- _What needs to be done_
Filter the records below for the word "реализации". Copy each line that holds it.

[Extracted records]
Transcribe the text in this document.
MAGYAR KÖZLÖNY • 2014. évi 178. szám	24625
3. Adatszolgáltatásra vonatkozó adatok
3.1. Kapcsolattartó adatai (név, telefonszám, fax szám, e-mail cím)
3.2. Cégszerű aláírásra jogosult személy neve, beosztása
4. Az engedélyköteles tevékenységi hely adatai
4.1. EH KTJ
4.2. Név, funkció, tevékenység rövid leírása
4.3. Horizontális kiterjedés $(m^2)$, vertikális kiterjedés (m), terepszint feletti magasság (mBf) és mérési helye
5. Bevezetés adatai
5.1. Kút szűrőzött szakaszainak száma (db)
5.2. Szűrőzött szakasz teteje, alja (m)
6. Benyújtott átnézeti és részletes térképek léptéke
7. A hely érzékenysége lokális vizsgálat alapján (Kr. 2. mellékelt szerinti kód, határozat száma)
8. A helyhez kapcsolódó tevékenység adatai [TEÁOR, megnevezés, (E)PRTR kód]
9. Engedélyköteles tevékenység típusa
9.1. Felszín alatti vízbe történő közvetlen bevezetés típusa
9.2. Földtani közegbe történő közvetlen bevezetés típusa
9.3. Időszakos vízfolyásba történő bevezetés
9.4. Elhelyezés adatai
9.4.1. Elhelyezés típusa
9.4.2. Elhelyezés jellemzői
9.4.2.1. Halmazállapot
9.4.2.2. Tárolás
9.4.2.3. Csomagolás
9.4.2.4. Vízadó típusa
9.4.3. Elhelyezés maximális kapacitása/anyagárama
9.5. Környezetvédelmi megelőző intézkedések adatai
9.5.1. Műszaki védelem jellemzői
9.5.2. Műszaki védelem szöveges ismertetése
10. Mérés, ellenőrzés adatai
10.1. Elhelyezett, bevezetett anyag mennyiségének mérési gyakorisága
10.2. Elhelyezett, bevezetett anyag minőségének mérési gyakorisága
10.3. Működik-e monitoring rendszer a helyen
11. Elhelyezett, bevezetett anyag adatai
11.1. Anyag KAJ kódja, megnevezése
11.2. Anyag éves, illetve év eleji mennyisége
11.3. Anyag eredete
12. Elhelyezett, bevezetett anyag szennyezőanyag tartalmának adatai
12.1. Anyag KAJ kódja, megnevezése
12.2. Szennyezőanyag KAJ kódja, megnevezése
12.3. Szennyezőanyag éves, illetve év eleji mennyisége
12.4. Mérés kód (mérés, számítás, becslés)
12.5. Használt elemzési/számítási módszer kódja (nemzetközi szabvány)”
* * *
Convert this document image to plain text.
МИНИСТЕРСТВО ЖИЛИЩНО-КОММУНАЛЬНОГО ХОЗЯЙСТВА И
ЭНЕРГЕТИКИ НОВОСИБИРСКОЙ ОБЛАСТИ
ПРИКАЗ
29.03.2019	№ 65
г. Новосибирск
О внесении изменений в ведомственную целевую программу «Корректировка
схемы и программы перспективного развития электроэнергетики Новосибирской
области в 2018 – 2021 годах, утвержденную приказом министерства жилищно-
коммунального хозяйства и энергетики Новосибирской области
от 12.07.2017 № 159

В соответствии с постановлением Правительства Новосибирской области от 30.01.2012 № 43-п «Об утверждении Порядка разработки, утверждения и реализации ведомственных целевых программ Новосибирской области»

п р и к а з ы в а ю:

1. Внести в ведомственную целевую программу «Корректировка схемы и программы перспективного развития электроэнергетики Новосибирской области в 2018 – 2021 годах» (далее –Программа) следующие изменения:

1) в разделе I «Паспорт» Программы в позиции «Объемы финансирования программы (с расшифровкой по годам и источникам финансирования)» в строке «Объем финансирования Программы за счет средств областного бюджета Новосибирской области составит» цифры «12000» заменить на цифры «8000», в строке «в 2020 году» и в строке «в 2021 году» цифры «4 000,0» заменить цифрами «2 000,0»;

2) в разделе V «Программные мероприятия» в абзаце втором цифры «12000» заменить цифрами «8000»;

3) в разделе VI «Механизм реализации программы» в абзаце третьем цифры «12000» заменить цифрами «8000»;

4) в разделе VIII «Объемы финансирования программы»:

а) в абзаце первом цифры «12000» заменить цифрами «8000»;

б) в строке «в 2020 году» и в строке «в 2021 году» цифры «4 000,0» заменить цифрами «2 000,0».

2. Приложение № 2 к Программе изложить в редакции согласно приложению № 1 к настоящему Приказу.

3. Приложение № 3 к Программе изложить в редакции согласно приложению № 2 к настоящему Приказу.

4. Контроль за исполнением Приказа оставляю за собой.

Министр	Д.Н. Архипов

- _Answer for this exercise_
В соответствии с постановлением Правительства Новосибирской области от 30.01.2012 № 43-п «Об утверждении Порядка разработки, утверждения и реализации ведомственных целевых программ Новосибирской области»
3) в разделе VI «Механизм реализации программы» в абзаце третьем цифры «12000» заменить цифрами «8000»;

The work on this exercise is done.